▶ [WRITTEN PROBLEM]: Scan each line of the records for the word "name" and extract the ones that have it.
____ EXERCISE DATA
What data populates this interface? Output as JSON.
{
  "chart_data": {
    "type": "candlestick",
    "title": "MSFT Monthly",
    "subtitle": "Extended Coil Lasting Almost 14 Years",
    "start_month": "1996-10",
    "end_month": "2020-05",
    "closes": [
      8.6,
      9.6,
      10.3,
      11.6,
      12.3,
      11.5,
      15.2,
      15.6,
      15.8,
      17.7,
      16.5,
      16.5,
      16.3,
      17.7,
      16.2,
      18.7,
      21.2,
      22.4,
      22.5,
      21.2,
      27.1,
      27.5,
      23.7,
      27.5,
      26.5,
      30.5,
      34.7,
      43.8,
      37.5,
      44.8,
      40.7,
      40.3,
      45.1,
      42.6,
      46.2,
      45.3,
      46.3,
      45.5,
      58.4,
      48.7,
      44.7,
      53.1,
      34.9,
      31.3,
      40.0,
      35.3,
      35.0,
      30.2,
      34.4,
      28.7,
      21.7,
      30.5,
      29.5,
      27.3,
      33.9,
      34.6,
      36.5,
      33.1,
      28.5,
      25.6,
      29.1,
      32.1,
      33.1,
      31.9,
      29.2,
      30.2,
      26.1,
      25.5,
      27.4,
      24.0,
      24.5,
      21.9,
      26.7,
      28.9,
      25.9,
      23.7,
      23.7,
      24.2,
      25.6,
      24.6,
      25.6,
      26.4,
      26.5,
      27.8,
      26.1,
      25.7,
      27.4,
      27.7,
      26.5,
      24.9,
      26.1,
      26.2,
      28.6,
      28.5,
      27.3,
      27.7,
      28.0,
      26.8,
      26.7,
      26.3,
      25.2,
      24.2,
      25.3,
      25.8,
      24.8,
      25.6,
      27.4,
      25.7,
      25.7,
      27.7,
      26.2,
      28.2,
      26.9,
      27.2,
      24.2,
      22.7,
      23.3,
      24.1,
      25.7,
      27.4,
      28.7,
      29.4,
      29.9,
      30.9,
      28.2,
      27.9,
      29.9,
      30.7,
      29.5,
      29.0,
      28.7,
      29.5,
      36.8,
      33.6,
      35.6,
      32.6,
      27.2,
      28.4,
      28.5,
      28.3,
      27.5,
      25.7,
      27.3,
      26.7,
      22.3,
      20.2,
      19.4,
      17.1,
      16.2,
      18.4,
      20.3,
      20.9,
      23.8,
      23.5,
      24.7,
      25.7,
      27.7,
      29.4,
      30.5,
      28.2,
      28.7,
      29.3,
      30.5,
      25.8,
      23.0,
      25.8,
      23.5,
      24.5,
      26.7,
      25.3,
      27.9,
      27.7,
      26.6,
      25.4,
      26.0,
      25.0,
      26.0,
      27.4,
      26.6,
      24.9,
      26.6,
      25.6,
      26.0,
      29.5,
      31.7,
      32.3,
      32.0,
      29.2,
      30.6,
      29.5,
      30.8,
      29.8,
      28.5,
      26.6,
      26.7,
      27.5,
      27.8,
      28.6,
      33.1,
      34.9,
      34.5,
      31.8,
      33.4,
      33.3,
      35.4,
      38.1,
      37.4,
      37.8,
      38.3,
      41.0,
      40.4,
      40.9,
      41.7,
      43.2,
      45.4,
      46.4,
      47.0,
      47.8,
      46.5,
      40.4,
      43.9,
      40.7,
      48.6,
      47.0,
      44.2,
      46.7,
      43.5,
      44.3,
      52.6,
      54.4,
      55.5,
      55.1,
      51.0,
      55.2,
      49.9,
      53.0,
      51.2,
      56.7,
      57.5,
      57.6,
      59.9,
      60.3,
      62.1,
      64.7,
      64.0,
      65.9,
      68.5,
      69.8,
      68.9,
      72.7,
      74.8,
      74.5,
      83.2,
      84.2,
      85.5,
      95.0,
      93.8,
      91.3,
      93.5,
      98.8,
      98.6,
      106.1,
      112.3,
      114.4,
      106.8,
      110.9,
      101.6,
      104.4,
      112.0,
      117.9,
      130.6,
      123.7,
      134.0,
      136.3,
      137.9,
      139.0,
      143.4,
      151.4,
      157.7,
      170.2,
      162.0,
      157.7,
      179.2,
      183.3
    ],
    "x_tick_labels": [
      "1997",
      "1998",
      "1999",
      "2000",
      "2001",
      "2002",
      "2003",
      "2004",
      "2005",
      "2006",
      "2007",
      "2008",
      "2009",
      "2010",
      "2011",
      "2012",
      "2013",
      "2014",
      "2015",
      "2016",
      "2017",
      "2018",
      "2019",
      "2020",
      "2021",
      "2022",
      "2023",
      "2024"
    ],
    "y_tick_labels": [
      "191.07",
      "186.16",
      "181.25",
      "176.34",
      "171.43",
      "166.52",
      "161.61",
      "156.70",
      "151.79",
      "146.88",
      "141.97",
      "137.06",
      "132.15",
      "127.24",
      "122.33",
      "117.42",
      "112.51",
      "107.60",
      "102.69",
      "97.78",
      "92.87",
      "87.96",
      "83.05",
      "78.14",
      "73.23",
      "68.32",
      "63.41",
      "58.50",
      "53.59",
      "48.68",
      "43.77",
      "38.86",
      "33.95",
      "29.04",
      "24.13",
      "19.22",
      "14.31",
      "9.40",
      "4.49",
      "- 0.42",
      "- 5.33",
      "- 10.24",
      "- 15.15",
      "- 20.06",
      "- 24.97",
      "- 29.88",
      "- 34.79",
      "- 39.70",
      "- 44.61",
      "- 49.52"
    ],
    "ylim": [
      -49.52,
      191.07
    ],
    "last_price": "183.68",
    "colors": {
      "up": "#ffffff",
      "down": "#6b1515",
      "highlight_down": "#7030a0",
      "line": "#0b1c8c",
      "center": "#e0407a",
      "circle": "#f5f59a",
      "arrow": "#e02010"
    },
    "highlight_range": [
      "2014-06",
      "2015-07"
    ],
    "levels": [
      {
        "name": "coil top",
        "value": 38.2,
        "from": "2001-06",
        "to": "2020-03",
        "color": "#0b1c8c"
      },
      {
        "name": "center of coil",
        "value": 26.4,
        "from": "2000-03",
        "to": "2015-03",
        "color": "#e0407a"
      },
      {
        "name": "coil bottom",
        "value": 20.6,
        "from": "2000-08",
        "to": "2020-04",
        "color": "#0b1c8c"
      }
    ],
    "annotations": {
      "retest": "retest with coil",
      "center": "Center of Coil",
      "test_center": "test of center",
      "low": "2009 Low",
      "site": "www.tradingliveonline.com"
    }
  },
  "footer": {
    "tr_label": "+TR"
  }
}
________
▶ [COMPLETED EXERCISE]:
        "name": "coil top",
        "name": "center of coil",
        "name": "coil bottom",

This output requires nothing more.